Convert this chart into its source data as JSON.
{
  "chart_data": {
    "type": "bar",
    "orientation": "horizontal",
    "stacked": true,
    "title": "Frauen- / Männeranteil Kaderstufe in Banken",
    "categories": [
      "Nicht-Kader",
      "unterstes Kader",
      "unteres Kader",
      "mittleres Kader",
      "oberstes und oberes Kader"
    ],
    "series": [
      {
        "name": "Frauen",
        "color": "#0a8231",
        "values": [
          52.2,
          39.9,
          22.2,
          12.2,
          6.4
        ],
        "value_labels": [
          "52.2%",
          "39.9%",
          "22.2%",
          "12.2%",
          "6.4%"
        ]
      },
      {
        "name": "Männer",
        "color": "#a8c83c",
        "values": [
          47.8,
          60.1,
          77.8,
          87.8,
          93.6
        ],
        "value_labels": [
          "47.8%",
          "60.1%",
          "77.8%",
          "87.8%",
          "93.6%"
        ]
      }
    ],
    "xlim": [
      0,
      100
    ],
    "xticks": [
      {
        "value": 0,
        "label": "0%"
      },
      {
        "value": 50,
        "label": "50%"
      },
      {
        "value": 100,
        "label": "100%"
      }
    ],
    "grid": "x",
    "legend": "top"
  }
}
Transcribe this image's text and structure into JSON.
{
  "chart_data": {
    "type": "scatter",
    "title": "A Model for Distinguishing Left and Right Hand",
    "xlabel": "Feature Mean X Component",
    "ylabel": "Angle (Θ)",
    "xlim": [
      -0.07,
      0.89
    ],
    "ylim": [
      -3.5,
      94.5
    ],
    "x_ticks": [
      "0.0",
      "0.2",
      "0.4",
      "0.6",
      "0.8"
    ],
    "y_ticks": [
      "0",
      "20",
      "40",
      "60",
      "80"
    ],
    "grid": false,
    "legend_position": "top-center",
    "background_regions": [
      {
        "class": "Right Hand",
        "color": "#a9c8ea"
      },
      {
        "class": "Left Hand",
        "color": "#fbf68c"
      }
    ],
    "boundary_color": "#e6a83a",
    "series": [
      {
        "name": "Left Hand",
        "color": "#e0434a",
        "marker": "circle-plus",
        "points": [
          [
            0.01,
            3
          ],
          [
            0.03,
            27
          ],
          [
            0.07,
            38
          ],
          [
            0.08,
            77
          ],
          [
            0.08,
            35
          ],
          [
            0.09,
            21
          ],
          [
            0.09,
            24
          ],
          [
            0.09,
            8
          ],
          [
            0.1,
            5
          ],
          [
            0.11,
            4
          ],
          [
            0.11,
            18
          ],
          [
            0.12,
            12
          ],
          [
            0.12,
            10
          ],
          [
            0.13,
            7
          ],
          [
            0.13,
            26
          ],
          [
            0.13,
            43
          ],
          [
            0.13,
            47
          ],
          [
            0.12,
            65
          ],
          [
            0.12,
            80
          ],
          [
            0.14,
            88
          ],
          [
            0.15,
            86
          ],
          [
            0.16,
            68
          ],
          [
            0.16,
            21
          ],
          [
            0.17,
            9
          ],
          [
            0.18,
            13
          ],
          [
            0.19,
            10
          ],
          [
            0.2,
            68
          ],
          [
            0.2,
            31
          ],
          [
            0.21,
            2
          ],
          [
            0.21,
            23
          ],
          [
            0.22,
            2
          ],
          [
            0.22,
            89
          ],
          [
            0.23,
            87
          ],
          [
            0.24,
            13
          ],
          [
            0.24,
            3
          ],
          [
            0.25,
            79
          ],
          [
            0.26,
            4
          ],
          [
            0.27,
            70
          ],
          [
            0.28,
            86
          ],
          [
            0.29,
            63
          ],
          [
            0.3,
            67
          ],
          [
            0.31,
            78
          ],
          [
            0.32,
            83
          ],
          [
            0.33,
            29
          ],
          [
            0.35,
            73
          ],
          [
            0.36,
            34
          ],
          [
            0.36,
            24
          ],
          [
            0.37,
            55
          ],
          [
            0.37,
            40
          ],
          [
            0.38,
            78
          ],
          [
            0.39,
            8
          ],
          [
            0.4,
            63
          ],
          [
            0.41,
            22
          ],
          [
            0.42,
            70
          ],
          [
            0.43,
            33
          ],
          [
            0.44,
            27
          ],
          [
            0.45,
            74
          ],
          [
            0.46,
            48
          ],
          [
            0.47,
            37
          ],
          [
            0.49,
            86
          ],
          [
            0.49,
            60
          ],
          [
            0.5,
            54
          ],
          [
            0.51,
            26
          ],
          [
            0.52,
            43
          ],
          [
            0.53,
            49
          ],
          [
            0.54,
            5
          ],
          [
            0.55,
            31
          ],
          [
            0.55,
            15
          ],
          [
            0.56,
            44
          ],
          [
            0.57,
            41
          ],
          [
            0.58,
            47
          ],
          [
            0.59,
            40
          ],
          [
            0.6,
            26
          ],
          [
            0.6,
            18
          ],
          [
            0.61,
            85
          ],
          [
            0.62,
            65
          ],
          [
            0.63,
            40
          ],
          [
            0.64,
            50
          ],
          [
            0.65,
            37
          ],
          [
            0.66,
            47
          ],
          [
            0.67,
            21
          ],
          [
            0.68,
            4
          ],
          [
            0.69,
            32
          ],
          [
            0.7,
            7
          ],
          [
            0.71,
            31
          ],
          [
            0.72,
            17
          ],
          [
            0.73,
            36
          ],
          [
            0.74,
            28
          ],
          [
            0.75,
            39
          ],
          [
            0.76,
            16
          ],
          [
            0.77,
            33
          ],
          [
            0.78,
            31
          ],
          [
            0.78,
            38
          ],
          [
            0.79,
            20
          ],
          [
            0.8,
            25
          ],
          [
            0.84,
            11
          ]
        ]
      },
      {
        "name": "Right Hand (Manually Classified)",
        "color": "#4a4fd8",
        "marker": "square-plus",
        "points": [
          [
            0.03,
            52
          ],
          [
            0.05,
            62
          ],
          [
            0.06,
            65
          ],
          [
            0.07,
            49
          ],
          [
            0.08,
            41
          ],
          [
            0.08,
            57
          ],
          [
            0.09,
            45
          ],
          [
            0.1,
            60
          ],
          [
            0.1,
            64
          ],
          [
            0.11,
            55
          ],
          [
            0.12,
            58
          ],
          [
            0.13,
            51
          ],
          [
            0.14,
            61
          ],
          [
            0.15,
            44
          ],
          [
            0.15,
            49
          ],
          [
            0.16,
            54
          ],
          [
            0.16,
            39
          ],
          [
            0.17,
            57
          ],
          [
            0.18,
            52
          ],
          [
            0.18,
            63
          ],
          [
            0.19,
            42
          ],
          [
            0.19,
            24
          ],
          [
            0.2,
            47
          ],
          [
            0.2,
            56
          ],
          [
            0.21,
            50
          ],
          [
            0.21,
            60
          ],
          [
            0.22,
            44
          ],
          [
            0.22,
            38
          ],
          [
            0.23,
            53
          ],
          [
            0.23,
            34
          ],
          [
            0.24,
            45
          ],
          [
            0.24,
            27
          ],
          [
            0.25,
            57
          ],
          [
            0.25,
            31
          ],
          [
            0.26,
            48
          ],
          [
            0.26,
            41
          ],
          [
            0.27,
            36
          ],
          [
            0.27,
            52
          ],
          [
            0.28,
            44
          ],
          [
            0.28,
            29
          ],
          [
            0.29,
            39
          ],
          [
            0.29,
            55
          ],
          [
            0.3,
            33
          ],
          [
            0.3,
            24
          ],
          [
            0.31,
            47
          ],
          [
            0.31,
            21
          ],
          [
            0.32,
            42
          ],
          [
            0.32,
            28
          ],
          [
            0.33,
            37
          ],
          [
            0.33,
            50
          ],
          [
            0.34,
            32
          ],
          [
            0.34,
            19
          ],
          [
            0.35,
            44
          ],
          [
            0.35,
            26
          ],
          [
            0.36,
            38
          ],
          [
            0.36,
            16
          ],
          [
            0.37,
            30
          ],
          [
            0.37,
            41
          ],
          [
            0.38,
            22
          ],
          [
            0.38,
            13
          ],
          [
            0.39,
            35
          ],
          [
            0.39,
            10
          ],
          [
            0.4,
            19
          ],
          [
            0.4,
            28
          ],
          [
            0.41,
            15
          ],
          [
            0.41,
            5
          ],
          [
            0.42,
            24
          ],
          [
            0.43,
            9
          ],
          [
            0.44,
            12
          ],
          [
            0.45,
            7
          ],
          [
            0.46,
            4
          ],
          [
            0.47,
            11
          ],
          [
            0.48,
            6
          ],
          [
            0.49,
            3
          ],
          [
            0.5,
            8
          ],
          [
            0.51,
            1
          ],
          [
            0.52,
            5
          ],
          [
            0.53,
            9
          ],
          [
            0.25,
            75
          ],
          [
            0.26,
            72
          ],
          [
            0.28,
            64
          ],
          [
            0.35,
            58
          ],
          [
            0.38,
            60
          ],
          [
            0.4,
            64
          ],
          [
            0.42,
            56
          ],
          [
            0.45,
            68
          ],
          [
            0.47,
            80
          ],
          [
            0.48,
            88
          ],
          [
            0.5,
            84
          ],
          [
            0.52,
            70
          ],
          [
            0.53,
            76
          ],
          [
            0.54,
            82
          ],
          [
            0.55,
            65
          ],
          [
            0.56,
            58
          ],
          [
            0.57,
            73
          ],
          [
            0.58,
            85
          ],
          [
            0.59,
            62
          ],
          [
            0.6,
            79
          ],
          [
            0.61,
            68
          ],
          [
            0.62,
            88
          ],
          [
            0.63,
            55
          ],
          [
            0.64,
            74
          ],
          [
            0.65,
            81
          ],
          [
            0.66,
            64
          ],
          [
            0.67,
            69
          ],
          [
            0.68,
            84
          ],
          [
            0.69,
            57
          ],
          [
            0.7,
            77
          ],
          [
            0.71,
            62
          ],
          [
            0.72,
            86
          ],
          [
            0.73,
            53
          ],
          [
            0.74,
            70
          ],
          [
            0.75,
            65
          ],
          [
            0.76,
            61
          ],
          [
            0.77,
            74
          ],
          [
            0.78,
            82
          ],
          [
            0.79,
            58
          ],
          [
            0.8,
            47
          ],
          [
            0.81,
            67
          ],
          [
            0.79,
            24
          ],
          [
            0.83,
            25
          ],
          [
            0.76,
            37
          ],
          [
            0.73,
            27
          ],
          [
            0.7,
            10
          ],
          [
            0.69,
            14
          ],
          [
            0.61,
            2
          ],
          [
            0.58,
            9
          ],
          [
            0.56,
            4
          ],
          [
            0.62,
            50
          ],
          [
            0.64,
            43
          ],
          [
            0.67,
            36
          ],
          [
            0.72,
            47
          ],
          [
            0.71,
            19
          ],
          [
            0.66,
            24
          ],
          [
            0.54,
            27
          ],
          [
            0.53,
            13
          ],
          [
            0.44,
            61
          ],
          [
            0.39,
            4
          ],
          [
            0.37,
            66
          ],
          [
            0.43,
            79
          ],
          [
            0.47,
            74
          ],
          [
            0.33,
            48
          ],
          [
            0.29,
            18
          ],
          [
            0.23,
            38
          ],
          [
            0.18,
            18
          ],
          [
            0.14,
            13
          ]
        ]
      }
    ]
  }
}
◇ ◇ ◇ ◇ ◇
§ What is being asked
Show every line from the entries above in which the word "Left" appears.

§ Written solution
    "title": "A Model for Distinguishing Left and Right Hand",
        "class": "Left Hand",
        "name": "Left Hand",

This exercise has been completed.